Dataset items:
-*-

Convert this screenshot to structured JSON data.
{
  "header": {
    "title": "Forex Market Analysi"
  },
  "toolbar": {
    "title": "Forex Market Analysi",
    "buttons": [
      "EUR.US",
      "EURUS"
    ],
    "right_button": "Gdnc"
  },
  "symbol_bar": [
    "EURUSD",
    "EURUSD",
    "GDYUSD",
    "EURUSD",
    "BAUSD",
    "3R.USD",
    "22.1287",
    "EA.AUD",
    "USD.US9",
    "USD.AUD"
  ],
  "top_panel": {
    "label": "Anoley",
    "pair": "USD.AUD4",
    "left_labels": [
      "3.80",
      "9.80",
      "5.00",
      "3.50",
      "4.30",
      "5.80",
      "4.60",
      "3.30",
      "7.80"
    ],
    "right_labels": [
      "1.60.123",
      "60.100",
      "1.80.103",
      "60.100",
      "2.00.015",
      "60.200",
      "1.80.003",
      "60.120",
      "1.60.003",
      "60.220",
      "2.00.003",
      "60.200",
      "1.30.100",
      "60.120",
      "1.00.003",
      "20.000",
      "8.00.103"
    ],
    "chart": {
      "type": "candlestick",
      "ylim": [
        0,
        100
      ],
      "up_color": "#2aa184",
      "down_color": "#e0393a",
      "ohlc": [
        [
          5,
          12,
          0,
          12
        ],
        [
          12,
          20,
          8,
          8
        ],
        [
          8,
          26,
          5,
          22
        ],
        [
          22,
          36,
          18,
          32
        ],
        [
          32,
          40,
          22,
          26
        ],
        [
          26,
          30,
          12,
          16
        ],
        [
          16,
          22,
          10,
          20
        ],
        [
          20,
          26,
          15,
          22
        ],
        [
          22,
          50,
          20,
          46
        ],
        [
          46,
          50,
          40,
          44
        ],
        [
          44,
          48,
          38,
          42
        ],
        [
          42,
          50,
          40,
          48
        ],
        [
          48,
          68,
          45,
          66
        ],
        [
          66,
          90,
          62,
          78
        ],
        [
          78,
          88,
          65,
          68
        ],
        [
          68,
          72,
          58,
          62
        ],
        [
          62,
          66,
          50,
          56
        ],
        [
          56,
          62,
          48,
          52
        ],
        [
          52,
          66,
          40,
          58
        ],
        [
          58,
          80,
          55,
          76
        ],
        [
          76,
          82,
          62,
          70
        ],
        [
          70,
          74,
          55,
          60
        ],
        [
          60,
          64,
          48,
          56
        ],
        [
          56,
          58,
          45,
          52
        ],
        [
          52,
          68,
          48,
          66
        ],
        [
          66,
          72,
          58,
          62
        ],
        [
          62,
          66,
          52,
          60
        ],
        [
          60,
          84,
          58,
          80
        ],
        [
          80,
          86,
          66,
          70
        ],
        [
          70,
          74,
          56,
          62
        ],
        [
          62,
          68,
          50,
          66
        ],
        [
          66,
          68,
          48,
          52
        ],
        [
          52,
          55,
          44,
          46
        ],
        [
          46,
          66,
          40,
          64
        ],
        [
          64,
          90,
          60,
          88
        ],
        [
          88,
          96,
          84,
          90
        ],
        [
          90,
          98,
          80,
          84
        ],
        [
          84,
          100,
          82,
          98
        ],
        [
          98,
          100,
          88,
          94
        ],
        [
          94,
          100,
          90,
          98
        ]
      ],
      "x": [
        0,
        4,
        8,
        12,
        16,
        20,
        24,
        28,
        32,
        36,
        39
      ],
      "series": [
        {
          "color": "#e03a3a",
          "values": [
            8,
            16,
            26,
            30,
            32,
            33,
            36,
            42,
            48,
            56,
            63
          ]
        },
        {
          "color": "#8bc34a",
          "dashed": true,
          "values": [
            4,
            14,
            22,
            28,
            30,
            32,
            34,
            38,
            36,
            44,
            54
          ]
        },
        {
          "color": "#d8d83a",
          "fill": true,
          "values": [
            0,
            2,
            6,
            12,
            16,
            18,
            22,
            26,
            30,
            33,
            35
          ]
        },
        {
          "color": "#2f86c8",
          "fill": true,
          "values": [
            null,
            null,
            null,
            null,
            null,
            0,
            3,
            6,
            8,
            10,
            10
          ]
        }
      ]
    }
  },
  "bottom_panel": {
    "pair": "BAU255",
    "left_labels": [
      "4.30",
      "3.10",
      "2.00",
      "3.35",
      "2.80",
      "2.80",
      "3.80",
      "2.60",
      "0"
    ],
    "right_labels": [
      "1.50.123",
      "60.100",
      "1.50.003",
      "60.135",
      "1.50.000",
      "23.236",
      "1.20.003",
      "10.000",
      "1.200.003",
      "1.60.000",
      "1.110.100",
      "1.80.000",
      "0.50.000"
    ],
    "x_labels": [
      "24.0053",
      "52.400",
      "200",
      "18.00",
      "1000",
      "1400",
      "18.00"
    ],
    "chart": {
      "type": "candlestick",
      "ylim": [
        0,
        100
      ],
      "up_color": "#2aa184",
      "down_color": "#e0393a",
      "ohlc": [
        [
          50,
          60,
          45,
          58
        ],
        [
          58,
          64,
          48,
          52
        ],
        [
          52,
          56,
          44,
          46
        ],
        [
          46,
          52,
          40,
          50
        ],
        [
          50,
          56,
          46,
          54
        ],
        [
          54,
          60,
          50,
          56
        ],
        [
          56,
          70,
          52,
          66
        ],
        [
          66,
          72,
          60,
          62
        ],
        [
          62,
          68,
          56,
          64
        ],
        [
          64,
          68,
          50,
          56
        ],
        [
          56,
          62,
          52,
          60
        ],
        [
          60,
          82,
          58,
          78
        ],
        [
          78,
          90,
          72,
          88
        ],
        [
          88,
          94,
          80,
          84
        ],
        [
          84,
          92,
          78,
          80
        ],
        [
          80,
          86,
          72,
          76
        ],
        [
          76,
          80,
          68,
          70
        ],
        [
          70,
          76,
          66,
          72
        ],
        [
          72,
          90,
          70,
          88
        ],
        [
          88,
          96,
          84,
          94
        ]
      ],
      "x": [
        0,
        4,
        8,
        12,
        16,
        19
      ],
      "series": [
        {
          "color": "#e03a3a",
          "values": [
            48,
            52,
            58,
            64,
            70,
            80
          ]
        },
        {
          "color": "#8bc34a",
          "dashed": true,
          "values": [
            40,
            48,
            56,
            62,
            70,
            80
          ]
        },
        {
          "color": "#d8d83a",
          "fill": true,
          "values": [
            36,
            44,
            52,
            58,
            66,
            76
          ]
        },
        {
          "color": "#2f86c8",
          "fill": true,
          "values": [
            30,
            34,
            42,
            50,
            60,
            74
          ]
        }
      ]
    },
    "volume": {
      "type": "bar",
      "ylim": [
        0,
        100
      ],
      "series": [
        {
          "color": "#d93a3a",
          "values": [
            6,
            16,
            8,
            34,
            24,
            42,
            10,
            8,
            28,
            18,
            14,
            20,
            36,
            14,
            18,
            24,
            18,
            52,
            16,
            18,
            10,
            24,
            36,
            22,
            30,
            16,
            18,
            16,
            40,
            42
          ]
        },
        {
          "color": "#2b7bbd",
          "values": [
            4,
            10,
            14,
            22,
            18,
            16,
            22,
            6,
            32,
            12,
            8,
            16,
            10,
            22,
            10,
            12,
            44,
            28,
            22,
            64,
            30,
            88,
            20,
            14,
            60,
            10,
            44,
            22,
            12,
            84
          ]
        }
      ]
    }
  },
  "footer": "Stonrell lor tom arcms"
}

-*-

** The task **
Each line of the listing should be copied exactly.

** Exercise output **
Convert this screenshot to structured JSON data.
{
  "header": {
    "title": "Forex Market Analysi"
  },
  "toolbar": {
    "title": "Forex Market Analysi",
    "buttons": [
      "EUR.US",
      "EURUS"
    ],
    "right_button": "Gdnc"
  },
  "symbol_bar": [
    "EURUSD",
    "EURUSD",
    "GDYUSD",
    "EURUSD",
    "BAUSD",
    "3R.USD",
    "22.1287",
    "EA.AUD",
    "USD.US9",
    "USD.AUD"
  ],
  "top_panel": {
    "label": "Anoley",
    "pair": "USD.AUD4",
    "left_labels": [
      "3.80",
      "9.80",
      "5.00",
      "3.50",
      "4.30",
      "5.80",
      "4.60",
      "3.30",
      "7.80"
    ],
    "right_labels": [
      "1.60.123",
      "60.100",
      "1.80.103",
      "60.100",
      "2.00.015",
      "60.200",
      "1.80.003",
      "60.120",
      "1.60.003",
      "60.220",
      "2.00.003",
      "60.200",
      "1.30.100",
      "60.120",
      "1.00.003",
      "20.000",
      "8.00.103"
    ],
    "chart": {
      "type": "candlestick",
      "ylim": [
        0,
        100
      ],
      "up_color": "#2aa184",
      "down_color": "#e0393a",
      "ohlc": [
        [
          5,
          12,
          0,
          12
        ],
        [
          12,
          20,
          8,
          8
        ],
        [
          8,
          26,
          5,
          22
        ],
        [
          22,
          36,
          18,
          32
        ],
        [
          32,
          40,
          22,
          26
        ],
        [
          26,
          30,
          12,
          16
        ],
        [
          16,
          22,
          10,
          20
        ],
        [
          20,
          26,
          15,
          22
        ],
        [
          22,
          50,
          20,
          46
        ],
        [
          46,
          50,
          40,
          44
        ],
        [
          44,
          48,
          38,
          42
        ],
        [
          42,
          50,
          40,
          48
        ],
        [
          48,
          68,
          45,
          66
        ],
        [
          66,
          90,
          62,
          78
        ],
        [
          78,
          88,
          65,
          68
        ],
        [
          68,
          72,
          58,
          62
        ],
        [
          62,
          66,
          50,
          56
        ],
        [
          56,
          62,
          48,
          52
        ],
        [
          52,
          66,
          40,
          58
        ],
        [
          58,
          80,
          55,
          76
        ],
        [
          76,
          82,
          62,
          70
        ],
        [
          70,
          74,
          55,
          60
        ],
        [
          60,
          64,
          48,
          56
        ],
        [
          56,
          58,
          45,
          52
        ],
        [
          52,
          68,
          48,
          66
        ],
        [
          66,
          72,
          58,
          62
        ],
        [
          62,
          66,
          52,
          60
        ],
        [
          60,
          84,
          58,
          80
        ],
        [
          80,
          86,
          66,
          70
        ],
        [
          70,
          74,
          56,
          62
        ],
        [
          62,
          68,
          50,
          66
        ],
        [
          66,
          68,
          48,
          52
        ],
        [
          52,
          55,
          44,
          46
        ],
        [
          46,
          66,
          40,
          64
        ],
        [
          64,
          90,
          60,
          88
        ],
        [
          88,
          96,
          84,
          90
        ],
        [
          90,
          98,
          80,
          84
        ],
        [
          84,
          100,
          82,
          98
        ],
        [
          98,
          100,
          88,
          94
        ],
        [
          94,
          100,
          90,
          98
        ]
      ],
      "x": [
        0,
        4,
        8,
        12,
        16,
        20,
        24,
        28,
        32,
        36,
        39
      ],
      "series": [
        {
          "color": "#e03a3a",
          "values": [
            8,
            16,
            26,
            30,
            32,
            33,
            36,
            42,
            48,
            56,
            63
          ]
        },
        {
          "color": "#8bc34a",
          "dashed": true,
          "values": [
            4,
            14,
            22,
            28,
            30,
            32,
            34,
            38,
            36,
            44,
            54
          ]
        },
        {
          "color": "#d8d83a",
          "fill": true,
          "values": [
            0,
            2,
            6,
            12,
            16,
            18,
            22,
            26,
            30,
            33,
            35
          ]
        },
        {
          "color": "#2f86c8",
          "fill": true,
          "values": [
            null,
            null,
            null,
            null,
            null,
            0,
            3,
            6,
            8,
            10,
            10
          ]
        }
      ]
    }
  },
  "bottom_panel": {
    "pair": "BAU255",
    "left_labels": [
      "4.30",
      "3.10",
      "2.00",
      "3.35",
      "2.80",
      "2.80",
      "3.80",
      "2.60",
      "0"
    ],
    "right_labels": [
      "1.50.123",
      "60.100",
      "1.50.003",
      "60.135",
      "1.50.000",
      "23.236",
      "1.20.003",
      "10.000",
      "1.200.003",
      "1.60.000",
      "1.110.100",
      "1.80.000",
      "0.50.000"
    ],
    "x_labels": [
      "24.0053",
      "52.400",
      "200",
      "18.00",
      "1000",
      "1400",
      "18.00"
    ],
    "chart": {
      "type": "candlestick",
      "ylim": [
        0,
        100
      ],
      "up_color": "#2aa184",
      "down_color": "#e0393a",
      "ohlc": [
        [
          50,
          60,
          45,
          58
        ],
        [
          58,
          64,
          48,
          52
        ],
        [
          52,
          56,
          44,
          46
        ],
        [
          46,
          52,
          40,
          50
        ],
        [
          50,
          56,
          46,
          54
        ],
        [
          54,
          60,
          50,
          56
        ],
        [
          56,
          70,
          52,
          66
        ],
        [
          66,
          72,
          60,
          62
        ],
        [
          62,
          68,
          56,
          64
        ],
        [
          64,
          68,
          50,
          56
        ],
        [
          56,
          62,
          52,
          60
        ],
        [
          60,
          82,
          58,
          78
        ],
        [
          78,
          90,
          72,
          88
        ],
        [
          88,
          94,
          80,
          84
        ],
        [
          84,
          92,
          78,
          80
        ],
        [
          80,
          86,
          72,
          76
        ],
        [
          76,
          80,
          68,
          70
        ],
        [
          70,
          76,
          66,
          72
        ],
        [
          72,
          90,
          70,
          88
        ],
        [
          88,
          96,
          84,
          94
        ]
      ],
      "x": [
        0,
        4,
        8,
        12,
        16,
        19
      ],
      "series": [
        {
          "color": "#e03a3a",
          "values": [
            48,
            52,
            58,
            64,
            70,
            80
          ]
        },
        {
          "color": "#8bc34a",
          "dashed": true,
          "values": [
            40,
            48,
            56,
            62,
            70,
            80
          ]
        },
        {
          "color": "#d8d83a",
          "fill": true,
          "values": [
            36,
            44,
            52,
            58,
            66,
            76
          ]
        },
        {
          "color": "#2f86c8",
          "fill": true,
          "values": [
            30,
            34,
            42,
            50,
            60,
            74
          ]
        }
      ]
    },
    "volume": {
      "type": "bar",
      "ylim": [
        0,
        100
      ],
      "series": [
        {
          "color": "#d93a3a",
          "values": [
            6,
            16,
            8,
            34,
            24,
            42,
            10,
            8,
            28,
            18,
            14,
            20,
            36,
            14,
            18,
            24,
            18,
            52,
            16,
            18,
            10,
            24,
            36,
            22,
            30,
            16,
            18,
            16,
            40,
            42
          ]
        },
        {
          "color": "#2b7bbd",
          "values": [
            4,
            10,
            14,
            22,
            18,
            16,
            22,
            6,
            32,
            12,
            8,
            16,
            10,
            22,
            10,
            12,
            44,
            28,
            22,
            64,
            30,
            88,
            20,
            14,
            60,
            10,
            44,
            22,
            12,
            84
          ]
        }
      ]
    }
  },
  "footer": "Stonrell lor tom arcms"
}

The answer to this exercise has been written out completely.